- Direction:
Reproduce the piece on oversized network pipes, starting at "Are your pipes" and ending at "Fat Network (LFN).", but substitute "OC768" for "OC192".

- Selected passage:
Are your pipes too big?

A few years ago, I was involved in a consulting project with a large company in the healthcare industry that was in the middle of a data center migration. After the networks and servers were stood up at the new location they needed to migrate massive amounts of data in bulk so the company secured a pair of OC192 circuits, providing nearly 10Gbps of throughput in each direction on each circuit.

Everything seemed to be in order, so they began transferring data. To their surprise, they were only seeing throughput in the tens of megabits per second, even on servers connected to the network via gigabit Ethernet switches. After exhausting all the normal troubleshooting steps, they decided to bring in a fresh set of eyes. What we discovered may seem counterintuitive: this company's pipes were just too big. The company was suffering from a Long Fat Network (LFN).

The LFN problem addressed here relates to one function of one protocol in one layer of the OSI model: the Transmission Control Protocol, or TCP. Layer 4, the Transport Layer, provides numerous functions, including:

Segmentation of data. If the amount of data sent by an application exceeds the capability of the network, or of the sender or receiver's buffer, the Transport Layer can split up the data into segments and send them separately.

Ordered delivery of segments. If a piece of data is broken up into multiple segments and sent separately, there is no guarantee the segments will arrive at the destination in the correct order. The Transport Layer is responsible for receiving all the segments and, if necessary, putting the data stream back together in the correct order.

Multiplexing. If a single computer is running multiple applications, the Transport Layer differentiates between them and ensures data arriving on the network is sent to the correct application.

In addition, the Transport Layer traditionally has been responsible for reliability, or guaranteed delivery of data. Not all Transport Layer protocols provide reliability mechanisms, and which Transport Layer protocol is used by a given application depends on a number of considerations. However, the majority of data traversing networks today utilizes the TCP, which does indeed provide a reliability mechanism. And it is TCP's reliability mechanism that is at the heart of the LFN problem.

When data is ready to be sent TCP performs the following sequence of events:

1. TCP on the initiating computer establishes a connection with TCP on the remote computer.

2. Each computer advertises its Window Size, which is the maximum amount of data that the other computer should send before pausing to wait for an acknowledgment. The advertised window size is typically related to the size of the computer's receive buffer.

3. TCP begins transmitting the data in intervals equal to the maximum segment size, or MSS (also negotiated by the hosts). Once the amount of data transmitted equals the window size, TCP pauses and waits for an acknowledgment. TCP will not send any more data until an acknowledgment has been received.

4. If an acknowledgment is not received in a timely manner, TCP retransmits the data and once again pauses to wait for an acknowledgment.

This "send and wait" method of reliability ensures that data has been delivered, and frees applications and their developers from having to reinvent the wheel every time they want to add reliability to their applications. However, this method lends itself to inefficiencies based on two factors: 1) how much data a computer sends before pausing, and 2) how long the computer has to wait to receive an acknowledgment. It is these two factors that are critical to understanding, and ultimately overcoming, the LFN problem.

- Data block:
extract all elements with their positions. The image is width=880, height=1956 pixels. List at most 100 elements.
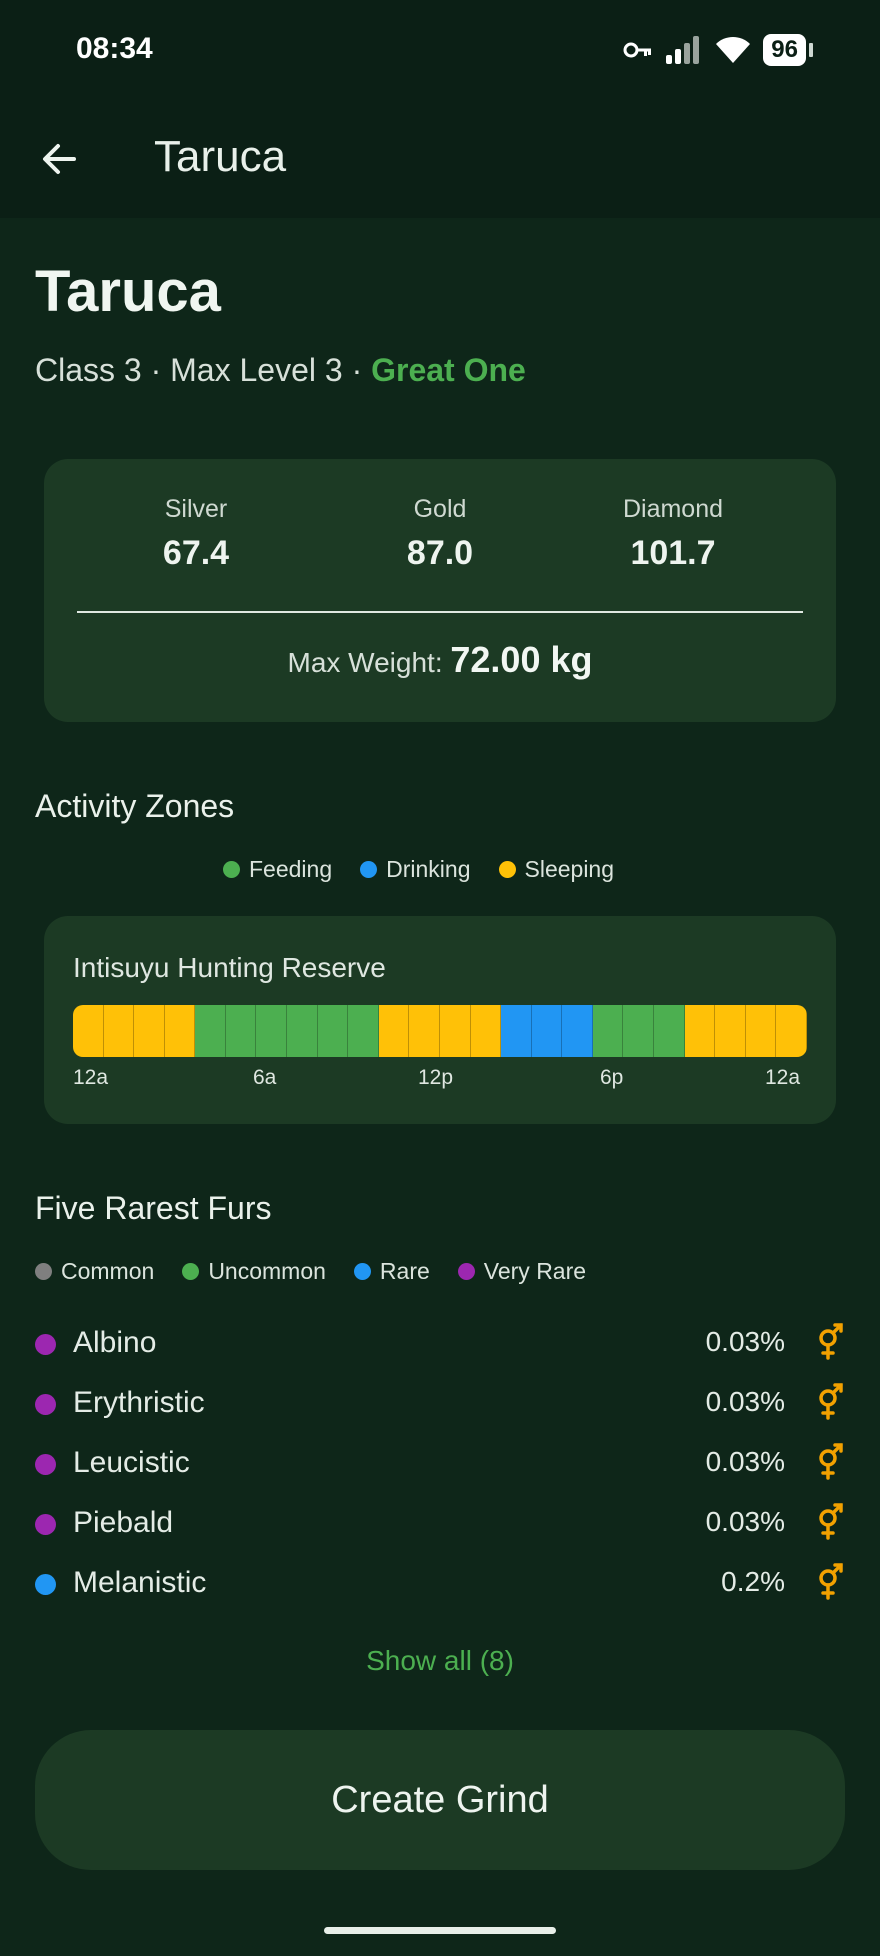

- Exercise solution:
Are your pipes too big?

A few years ago, I was involved in a consulting project with a large company in the healthcare industry that was in the middle of a data center migration. After the networks and servers were stood up at the new location they needed to migrate massive amounts of data in bulk so the company secured a pair of OC768 circuits, providing nearly 10Gbps of throughput in each direction on each circuit.

Everything seemed to be in order, so they began transferring data. To their surprise, they were only seeing throughput in the tens of megabits per second, even on servers connected to the network via gigabit Ethernet switches. After exhausting all the normal troubleshooting steps, they decided to bring in a fresh set of eyes. What we discovered may seem counterintuitive: this company's pipes were just too big. The company was suffering from a Long Fat Network (LFN).